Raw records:
_ _ _ _ _
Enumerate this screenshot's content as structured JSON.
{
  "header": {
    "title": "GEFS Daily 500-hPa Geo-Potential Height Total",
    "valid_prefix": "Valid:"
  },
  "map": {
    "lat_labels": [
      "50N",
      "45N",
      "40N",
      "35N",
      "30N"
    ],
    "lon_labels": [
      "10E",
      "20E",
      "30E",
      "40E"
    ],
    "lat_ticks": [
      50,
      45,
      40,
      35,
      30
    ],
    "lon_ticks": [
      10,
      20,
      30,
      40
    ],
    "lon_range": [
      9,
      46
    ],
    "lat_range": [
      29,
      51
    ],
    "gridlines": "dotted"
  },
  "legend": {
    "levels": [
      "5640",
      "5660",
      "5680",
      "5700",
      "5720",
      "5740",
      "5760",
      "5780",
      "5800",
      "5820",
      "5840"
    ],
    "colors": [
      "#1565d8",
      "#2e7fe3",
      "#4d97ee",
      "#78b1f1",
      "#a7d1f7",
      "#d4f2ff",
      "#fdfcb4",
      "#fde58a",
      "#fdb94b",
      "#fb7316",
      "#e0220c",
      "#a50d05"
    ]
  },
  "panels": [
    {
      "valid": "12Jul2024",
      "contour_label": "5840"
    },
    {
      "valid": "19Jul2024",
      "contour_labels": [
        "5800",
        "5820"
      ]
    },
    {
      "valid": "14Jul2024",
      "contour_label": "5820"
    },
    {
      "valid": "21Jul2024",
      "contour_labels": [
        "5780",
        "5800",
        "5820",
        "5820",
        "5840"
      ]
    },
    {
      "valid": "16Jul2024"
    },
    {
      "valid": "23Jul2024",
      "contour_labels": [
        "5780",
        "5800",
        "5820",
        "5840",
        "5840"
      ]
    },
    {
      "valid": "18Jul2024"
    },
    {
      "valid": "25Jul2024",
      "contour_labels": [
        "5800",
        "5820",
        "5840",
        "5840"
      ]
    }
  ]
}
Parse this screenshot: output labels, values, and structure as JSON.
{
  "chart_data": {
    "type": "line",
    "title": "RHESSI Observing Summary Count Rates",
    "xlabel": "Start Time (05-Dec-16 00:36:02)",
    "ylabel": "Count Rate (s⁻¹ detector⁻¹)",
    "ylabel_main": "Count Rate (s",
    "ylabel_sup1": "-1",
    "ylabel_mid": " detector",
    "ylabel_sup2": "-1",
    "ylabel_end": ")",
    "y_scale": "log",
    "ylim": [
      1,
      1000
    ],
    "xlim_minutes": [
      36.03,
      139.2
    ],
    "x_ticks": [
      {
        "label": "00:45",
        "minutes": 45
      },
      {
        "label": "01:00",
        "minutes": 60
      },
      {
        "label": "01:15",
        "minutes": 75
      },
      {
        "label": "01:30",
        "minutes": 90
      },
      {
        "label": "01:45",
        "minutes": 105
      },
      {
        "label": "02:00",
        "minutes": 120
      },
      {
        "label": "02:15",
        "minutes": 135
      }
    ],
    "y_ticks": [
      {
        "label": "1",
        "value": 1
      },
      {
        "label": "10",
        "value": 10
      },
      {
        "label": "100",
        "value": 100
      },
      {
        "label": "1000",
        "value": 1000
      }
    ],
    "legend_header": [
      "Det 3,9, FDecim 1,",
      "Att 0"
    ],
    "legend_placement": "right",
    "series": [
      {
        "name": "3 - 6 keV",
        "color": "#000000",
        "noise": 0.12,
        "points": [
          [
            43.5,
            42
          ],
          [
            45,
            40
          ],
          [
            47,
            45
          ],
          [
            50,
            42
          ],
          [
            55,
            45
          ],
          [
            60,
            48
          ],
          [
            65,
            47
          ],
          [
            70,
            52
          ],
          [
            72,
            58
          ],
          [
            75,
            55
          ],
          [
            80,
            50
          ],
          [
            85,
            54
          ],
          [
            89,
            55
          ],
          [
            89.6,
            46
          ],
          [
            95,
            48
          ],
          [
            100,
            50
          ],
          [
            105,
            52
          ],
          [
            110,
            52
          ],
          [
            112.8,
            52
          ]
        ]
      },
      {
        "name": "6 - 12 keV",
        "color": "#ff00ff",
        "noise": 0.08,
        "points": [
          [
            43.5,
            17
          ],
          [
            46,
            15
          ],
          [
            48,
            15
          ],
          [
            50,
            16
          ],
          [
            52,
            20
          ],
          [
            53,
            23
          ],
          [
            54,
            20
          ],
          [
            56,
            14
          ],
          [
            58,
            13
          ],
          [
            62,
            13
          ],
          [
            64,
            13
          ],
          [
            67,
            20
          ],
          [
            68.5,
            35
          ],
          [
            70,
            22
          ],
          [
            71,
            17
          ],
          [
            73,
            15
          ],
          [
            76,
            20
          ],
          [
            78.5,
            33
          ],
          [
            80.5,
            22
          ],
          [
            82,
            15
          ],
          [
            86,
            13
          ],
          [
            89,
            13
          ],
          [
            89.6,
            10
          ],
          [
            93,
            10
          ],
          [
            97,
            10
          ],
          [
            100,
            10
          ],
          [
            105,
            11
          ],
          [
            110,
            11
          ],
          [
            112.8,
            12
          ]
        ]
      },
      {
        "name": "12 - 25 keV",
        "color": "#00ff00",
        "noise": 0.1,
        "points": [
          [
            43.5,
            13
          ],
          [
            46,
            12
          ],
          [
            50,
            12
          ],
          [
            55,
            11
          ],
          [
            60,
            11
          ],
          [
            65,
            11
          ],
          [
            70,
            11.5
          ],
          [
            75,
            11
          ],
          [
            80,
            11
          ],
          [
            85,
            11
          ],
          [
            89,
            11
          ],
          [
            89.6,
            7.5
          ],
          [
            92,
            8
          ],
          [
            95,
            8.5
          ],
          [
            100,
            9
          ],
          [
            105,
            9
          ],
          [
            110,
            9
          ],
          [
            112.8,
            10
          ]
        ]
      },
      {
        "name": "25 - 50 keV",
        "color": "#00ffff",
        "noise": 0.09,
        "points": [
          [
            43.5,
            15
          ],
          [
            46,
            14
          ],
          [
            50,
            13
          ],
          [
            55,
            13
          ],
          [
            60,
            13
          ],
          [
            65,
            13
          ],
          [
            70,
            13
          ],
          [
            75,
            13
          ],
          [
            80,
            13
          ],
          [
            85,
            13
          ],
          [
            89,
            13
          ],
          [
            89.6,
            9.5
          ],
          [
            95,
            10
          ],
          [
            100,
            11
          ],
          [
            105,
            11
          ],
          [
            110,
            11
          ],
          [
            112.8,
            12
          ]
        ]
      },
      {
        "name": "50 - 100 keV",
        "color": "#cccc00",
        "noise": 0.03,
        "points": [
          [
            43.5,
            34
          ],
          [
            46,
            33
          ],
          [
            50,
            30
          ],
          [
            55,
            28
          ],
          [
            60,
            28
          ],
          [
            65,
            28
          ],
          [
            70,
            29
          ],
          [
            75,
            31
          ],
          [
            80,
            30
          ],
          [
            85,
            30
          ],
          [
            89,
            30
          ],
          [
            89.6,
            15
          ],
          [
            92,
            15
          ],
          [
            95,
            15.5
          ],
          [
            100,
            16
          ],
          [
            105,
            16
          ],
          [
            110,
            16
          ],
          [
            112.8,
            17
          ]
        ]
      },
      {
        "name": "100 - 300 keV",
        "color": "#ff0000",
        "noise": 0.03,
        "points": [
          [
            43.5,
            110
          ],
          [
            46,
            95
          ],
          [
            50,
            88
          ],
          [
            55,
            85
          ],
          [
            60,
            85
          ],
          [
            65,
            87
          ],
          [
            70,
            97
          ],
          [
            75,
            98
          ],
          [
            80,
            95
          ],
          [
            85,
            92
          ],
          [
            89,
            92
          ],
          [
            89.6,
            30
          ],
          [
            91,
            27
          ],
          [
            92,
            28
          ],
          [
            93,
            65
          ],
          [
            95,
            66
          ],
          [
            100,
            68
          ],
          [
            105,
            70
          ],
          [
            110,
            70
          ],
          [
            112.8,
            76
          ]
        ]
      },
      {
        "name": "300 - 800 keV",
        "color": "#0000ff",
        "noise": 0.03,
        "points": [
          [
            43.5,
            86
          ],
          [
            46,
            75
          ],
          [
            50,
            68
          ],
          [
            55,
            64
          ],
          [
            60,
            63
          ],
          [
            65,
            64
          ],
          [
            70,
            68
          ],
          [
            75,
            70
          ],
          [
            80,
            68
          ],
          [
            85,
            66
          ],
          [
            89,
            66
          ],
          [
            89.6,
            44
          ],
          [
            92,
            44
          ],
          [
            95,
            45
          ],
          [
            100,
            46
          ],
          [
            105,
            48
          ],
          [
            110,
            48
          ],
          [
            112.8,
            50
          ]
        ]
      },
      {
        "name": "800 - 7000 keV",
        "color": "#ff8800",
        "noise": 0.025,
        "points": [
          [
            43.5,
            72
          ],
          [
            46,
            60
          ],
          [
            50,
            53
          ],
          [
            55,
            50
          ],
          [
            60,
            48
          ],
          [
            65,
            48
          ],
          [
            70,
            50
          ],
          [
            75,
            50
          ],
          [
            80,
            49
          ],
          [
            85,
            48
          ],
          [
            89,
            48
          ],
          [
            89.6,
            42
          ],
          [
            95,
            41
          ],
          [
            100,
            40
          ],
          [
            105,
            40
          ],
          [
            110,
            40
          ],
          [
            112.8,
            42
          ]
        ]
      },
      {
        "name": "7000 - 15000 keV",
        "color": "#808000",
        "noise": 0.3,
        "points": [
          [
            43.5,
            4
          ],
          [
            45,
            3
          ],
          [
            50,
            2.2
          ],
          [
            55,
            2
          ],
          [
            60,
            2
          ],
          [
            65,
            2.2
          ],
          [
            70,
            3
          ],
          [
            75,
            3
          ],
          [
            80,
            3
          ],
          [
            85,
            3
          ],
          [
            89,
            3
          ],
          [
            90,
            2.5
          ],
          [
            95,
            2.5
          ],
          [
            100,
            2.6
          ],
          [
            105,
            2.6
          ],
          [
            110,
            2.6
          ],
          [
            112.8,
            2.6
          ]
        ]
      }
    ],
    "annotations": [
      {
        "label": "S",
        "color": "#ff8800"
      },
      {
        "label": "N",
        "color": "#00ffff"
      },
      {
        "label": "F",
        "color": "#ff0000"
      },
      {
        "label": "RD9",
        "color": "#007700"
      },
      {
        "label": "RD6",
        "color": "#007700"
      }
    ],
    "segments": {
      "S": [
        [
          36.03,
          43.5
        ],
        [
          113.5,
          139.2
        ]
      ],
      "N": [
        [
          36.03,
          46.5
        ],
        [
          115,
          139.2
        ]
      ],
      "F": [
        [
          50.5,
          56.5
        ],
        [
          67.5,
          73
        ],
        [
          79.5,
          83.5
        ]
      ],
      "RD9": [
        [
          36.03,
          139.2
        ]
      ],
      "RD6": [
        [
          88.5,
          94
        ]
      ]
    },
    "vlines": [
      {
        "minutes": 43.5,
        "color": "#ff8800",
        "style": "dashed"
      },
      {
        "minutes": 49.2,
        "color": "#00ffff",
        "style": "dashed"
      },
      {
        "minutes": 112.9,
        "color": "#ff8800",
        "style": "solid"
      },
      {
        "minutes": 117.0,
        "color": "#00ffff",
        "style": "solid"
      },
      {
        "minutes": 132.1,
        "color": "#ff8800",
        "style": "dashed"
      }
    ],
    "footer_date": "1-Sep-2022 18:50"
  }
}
_ _ _ _ _
**AIM OF THE EXERCISE**
In the records above, find each line that holds the word "JSON"; copy all such lines.

**WRITTEN REPLY**
Enumerate this screenshot's content as structured JSON.
Parse this screenshot: output labels, values, and structure as JSON.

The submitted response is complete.